→ **Exercise brief**
State the number of lines where "Memory" appears. Add nothing else.

Stored data:
--------

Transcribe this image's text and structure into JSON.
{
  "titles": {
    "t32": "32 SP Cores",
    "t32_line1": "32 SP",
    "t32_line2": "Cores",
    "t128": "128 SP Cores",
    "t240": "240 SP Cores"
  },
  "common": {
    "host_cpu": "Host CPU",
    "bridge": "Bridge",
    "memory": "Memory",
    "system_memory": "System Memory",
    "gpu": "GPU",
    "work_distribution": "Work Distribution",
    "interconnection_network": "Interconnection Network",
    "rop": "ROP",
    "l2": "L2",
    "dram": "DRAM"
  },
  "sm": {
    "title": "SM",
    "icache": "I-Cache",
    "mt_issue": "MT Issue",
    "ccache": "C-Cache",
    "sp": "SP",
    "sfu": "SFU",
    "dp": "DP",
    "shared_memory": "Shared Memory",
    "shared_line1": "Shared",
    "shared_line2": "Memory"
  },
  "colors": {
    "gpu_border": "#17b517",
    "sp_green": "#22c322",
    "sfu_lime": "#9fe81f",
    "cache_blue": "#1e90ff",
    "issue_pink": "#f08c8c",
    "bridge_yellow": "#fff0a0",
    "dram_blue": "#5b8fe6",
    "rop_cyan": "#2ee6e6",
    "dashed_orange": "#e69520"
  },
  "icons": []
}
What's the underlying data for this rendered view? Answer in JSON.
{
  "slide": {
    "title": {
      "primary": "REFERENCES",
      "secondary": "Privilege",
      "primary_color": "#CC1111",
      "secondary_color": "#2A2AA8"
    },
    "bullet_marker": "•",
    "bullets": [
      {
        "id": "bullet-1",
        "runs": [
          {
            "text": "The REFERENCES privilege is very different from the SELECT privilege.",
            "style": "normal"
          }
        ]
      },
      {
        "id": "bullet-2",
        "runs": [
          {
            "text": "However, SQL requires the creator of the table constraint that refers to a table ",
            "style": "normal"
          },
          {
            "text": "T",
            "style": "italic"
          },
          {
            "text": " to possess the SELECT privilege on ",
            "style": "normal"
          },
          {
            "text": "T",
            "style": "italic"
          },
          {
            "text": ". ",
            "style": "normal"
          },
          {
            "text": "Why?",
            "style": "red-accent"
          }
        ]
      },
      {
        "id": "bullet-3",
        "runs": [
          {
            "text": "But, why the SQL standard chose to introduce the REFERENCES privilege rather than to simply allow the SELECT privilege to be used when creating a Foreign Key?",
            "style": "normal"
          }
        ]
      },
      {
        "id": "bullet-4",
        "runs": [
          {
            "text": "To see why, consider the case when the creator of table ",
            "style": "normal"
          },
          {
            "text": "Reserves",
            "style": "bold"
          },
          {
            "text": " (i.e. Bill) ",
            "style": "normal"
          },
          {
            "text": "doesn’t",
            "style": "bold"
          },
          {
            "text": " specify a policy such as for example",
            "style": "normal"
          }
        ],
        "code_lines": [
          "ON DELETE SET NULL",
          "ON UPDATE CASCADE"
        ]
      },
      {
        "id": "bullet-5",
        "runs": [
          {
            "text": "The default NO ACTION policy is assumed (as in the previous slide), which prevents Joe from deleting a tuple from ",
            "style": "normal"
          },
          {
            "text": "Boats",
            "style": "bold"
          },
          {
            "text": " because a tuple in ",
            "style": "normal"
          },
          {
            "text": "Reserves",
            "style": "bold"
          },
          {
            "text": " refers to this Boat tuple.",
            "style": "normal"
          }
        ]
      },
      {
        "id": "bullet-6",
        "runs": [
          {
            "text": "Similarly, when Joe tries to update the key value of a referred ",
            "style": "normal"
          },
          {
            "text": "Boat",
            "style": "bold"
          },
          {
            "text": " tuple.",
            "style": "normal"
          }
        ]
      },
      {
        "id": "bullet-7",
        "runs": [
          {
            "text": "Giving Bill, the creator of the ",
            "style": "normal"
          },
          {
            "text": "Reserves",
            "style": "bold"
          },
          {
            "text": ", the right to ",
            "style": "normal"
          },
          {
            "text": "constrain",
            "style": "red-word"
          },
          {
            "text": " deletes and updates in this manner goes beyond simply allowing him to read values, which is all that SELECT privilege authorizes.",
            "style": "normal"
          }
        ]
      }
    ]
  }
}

--------

→ **Solved exercise**
4